--- START OF Data shown ---

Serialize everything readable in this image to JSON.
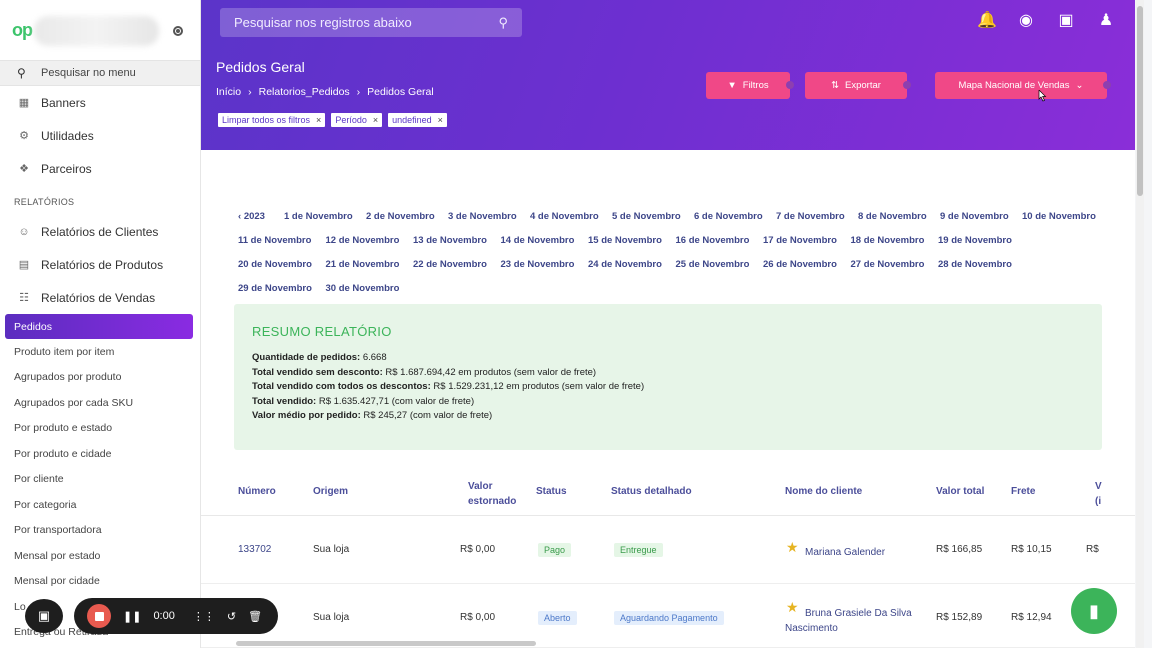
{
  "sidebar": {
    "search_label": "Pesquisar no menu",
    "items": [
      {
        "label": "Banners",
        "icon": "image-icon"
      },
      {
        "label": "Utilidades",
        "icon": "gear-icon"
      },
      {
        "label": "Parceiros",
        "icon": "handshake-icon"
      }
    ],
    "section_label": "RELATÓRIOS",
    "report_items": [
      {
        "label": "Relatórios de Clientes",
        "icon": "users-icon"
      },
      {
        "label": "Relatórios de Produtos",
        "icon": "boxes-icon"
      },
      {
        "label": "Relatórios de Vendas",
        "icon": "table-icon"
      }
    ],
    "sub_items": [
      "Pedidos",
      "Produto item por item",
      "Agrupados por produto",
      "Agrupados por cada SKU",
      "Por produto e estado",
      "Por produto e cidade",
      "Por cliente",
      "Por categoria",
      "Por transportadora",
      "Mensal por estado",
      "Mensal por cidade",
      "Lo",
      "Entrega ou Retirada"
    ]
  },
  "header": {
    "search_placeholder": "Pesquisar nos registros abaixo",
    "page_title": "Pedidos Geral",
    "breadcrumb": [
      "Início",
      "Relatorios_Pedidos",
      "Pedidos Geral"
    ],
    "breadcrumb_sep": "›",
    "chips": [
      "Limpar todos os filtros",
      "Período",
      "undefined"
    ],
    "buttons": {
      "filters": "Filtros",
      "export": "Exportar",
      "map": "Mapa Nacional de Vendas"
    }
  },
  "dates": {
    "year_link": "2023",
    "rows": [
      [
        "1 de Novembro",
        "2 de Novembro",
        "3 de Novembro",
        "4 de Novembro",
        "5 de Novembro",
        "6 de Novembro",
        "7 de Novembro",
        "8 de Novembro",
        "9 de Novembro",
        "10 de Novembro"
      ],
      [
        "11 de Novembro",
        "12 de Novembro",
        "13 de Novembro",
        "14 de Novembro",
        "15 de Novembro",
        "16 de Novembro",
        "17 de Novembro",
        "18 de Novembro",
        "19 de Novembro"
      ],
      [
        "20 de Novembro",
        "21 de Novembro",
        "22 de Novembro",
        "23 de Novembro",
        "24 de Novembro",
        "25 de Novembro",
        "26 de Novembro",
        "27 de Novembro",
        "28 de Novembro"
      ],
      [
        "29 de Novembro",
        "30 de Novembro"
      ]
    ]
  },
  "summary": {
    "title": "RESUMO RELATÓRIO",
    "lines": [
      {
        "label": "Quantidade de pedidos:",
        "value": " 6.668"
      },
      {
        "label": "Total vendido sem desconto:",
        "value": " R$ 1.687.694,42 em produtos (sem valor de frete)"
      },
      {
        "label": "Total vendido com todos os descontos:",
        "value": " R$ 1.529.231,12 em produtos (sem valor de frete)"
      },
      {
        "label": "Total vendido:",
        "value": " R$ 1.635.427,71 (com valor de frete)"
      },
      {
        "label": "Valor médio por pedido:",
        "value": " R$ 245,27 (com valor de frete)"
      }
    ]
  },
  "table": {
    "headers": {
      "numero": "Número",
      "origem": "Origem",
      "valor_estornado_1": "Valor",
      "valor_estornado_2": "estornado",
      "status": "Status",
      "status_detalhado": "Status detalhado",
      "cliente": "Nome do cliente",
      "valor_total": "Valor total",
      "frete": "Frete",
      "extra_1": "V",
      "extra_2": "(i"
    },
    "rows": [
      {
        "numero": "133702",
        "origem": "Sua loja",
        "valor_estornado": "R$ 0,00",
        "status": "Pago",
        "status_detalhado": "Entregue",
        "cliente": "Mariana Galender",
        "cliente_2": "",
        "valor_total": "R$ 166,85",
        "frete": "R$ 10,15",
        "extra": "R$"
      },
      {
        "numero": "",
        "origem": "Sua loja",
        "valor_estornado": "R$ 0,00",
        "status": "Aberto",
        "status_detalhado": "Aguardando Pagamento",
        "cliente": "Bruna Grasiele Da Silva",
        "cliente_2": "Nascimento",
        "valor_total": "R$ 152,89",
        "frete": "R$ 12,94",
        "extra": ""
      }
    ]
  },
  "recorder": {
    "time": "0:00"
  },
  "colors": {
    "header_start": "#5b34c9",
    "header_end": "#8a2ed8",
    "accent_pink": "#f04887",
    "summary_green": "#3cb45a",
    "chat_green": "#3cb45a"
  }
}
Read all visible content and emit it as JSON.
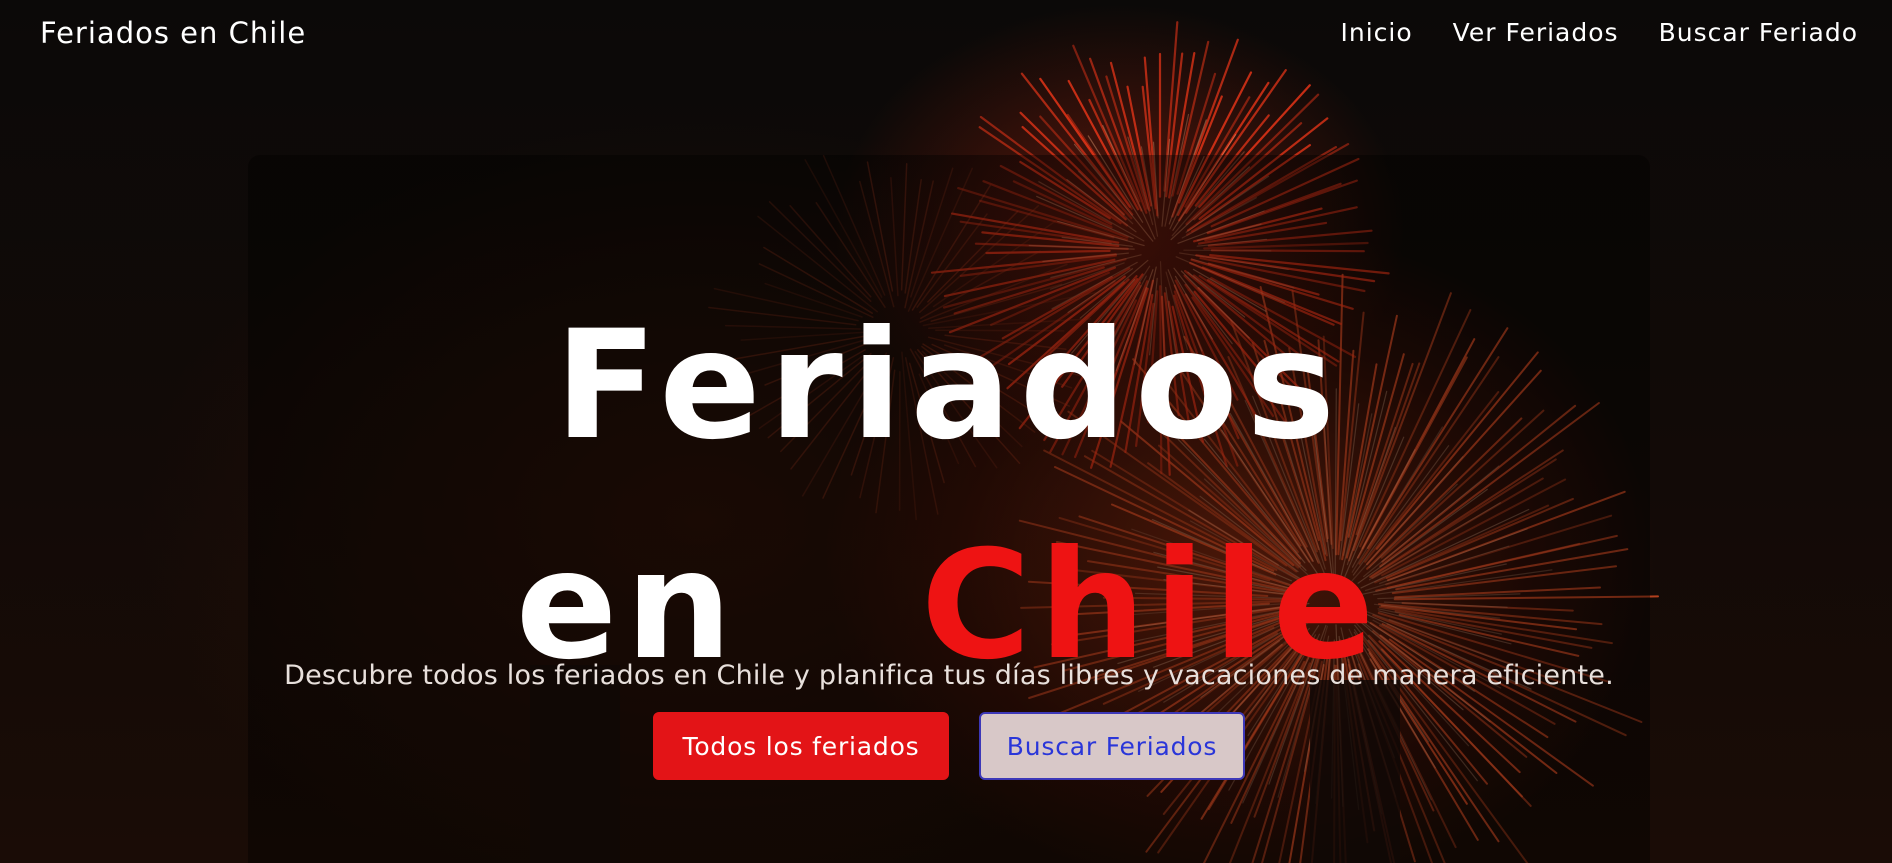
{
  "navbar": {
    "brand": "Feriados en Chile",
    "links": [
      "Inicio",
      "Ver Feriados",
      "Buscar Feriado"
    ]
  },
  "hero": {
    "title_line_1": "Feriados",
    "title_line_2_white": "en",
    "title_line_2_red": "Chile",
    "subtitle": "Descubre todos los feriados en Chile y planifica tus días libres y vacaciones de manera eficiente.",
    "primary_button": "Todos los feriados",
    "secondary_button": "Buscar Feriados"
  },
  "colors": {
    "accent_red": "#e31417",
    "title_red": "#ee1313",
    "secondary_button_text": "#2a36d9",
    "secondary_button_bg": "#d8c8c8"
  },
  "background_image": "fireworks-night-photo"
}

--- END OF Data shown ---

[Problem description]:
Take the line that contains "Read all visible content and emit it as JSON." and all lines after it to the end of the material above, and copy them verbatim without any images.

[Response to this task]:
Read all visible content and emit it as JSON.
{
  "navbar": {
    "brand": "Feriados en Chile",
    "links": [
      "Inicio",
      "Ver Feriados",
      "Buscar Feriado"
    ]
  },
  "hero": {
    "title_line_1": "Feriados",
    "title_line_2_white": "en",
    "title_line_2_red": "Chile",
    "subtitle": "Descubre todos los feriados en Chile y planifica tus días libres y vacaciones de manera eficiente.",
    "primary_button": "Todos los feriados",
    "secondary_button": "Buscar Feriados"
  },
  "colors": {
    "accent_red": "#e31417",
    "title_red": "#ee1313",
    "secondary_button_text": "#2a36d9",
    "secondary_button_bg": "#d8c8c8"
  },
  "background_image": "fireworks-night-photo"
}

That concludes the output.